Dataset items

— BEGIN —

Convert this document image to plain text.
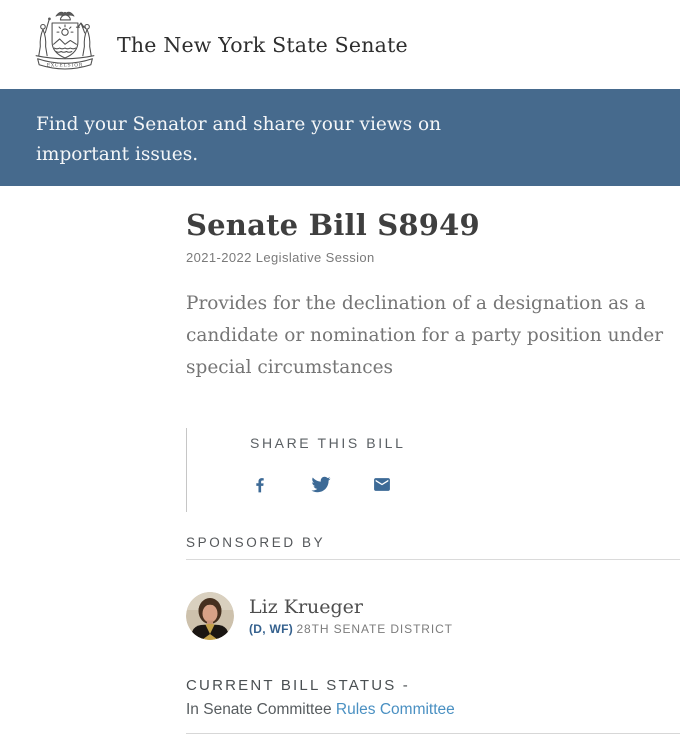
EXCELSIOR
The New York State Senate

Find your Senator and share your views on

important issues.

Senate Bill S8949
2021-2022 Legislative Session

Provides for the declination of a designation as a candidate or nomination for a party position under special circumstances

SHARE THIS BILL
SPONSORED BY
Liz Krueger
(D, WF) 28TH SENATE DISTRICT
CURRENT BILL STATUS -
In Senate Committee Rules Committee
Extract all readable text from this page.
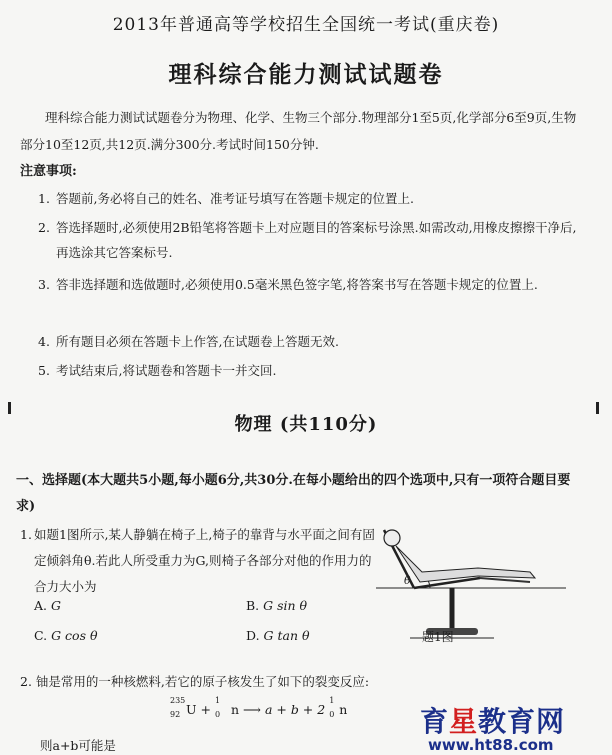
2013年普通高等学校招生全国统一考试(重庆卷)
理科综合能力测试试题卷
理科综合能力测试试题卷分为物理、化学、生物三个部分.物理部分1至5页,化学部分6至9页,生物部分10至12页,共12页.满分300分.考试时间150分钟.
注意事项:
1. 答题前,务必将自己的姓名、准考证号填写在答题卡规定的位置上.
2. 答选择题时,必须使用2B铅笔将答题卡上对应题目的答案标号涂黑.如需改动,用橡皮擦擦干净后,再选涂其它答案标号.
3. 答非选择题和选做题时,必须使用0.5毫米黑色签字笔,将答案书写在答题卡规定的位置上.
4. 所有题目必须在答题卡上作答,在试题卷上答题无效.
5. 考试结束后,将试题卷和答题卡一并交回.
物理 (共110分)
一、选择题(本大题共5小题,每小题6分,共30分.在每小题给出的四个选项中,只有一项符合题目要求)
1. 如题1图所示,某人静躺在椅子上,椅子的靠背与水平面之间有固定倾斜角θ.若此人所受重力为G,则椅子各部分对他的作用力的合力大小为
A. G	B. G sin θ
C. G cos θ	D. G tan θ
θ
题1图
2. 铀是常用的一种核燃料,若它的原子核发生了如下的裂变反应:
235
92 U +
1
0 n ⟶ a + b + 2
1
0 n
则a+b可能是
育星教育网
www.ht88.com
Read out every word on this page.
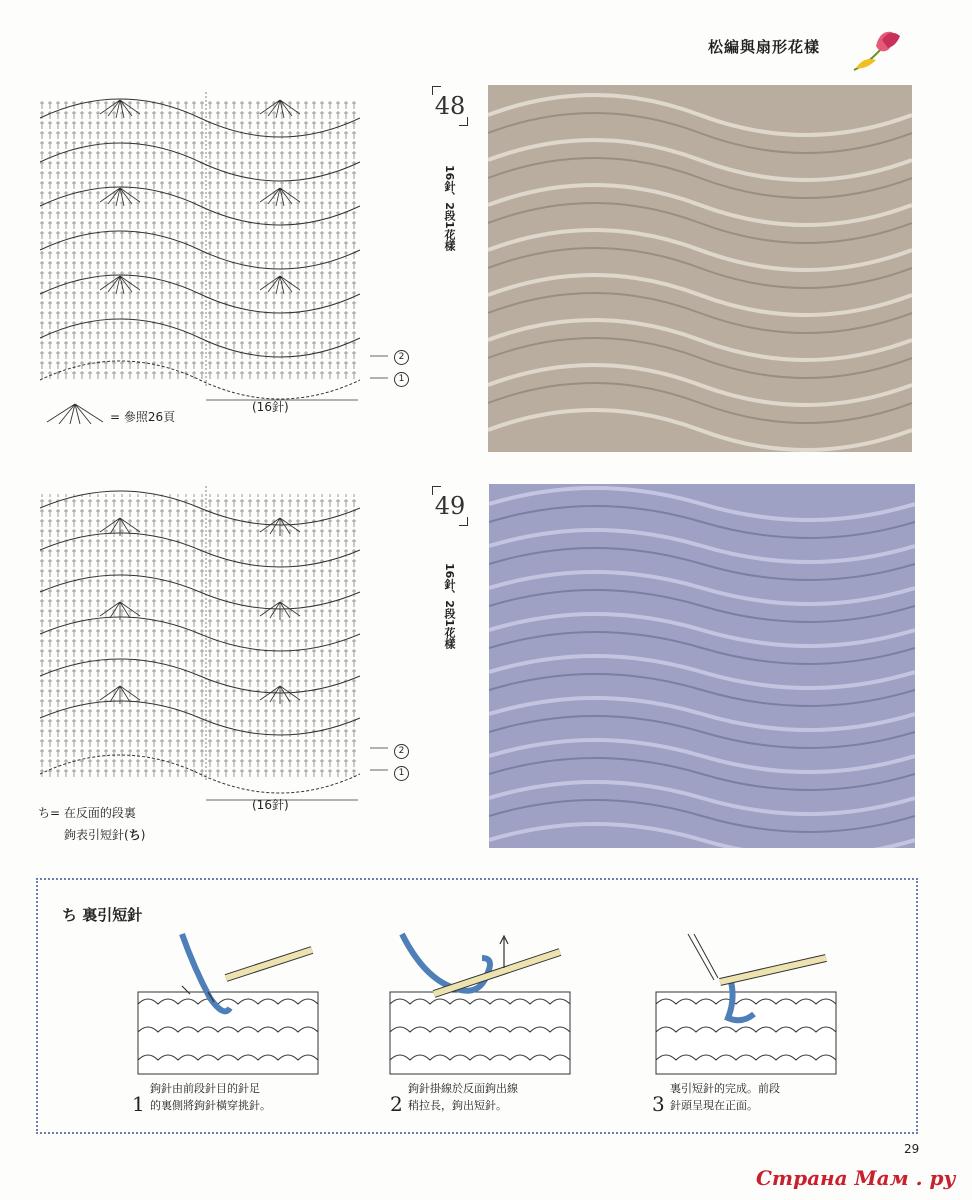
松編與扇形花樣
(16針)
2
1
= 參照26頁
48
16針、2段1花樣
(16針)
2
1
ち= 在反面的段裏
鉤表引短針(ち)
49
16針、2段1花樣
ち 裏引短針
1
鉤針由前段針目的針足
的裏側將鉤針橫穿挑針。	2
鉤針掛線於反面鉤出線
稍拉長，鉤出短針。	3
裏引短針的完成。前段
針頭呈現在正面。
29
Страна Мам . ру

— END —

### Written problem:
Repeat all the records above exactly, leaving out any pictures.

### Task answer:
Convert this document image to plain text.
EXCELSIOR
The New York State Senate

Find your Senator and share your views on

important issues.

Senate Bill S8949
2021-2022 Legislative Session

Provides for the declination of a designation as a candidate or nomination for a party position under special circumstances

SHARE THIS BILL
SPONSORED BY
Liz Krueger
(D, WF) 28TH SENATE DISTRICT
CURRENT BILL STATUS -
In Senate Committee Rules Committee
Extract all readable text from this page.
2013年普通高等学校招生全国统一考试(重庆卷)
理科综合能力测试试题卷
理科综合能力测试试题卷分为物理、化学、生物三个部分.物理部分1至5页,化学部分6至9页,生物部分10至12页,共12页.满分300分.考试时间150分钟.
注意事项:
1. 答题前,务必将自己的姓名、准考证号填写在答题卡规定的位置上.
2. 答选择题时,必须使用2B铅笔将答题卡上对应题目的答案标号涂黑.如需改动,用橡皮擦擦干净后,再选涂其它答案标号.
3. 答非选择题和选做题时,必须使用0.5毫米黑色签字笔,将答案书写在答题卡规定的位置上.
4. 所有题目必须在答题卡上作答,在试题卷上答题无效.
5. 考试结束后,将试题卷和答题卡一并交回.
物理 (共110分)
一、选择题(本大题共5小题,每小题6分,共30分.在每小题给出的四个选项中,只有一项符合题目要求)
1. 如题1图所示,某人静躺在椅子上,椅子的靠背与水平面之间有固定倾斜角θ.若此人所受重力为G,则椅子各部分对他的作用力的合力大小为
A. G	B. G sin θ
C. G cos θ	D. G tan θ
θ
题1图
2. 铀是常用的一种核燃料,若它的原子核发生了如下的裂变反应:
235
92 U +
1
0 n ⟶ a + b + 2
1
0 n
则a+b可能是
育星教育网
www.ht88.com
Read out every word on this page.
松編與扇形花樣
(16針)
2
1
= 參照26頁
48
16針、2段1花樣
(16針)
2
1
ち= 在反面的段裏
鉤表引短針(ち)
49
16針、2段1花樣
ち 裏引短針
1
鉤針由前段針目的針足
的裏側將鉤針橫穿挑針。	2
鉤針掛線於反面鉤出線
稍拉長，鉤出短針。	3
裏引短針的完成。前段
針頭呈現在正面。
29
Страна Мам . ру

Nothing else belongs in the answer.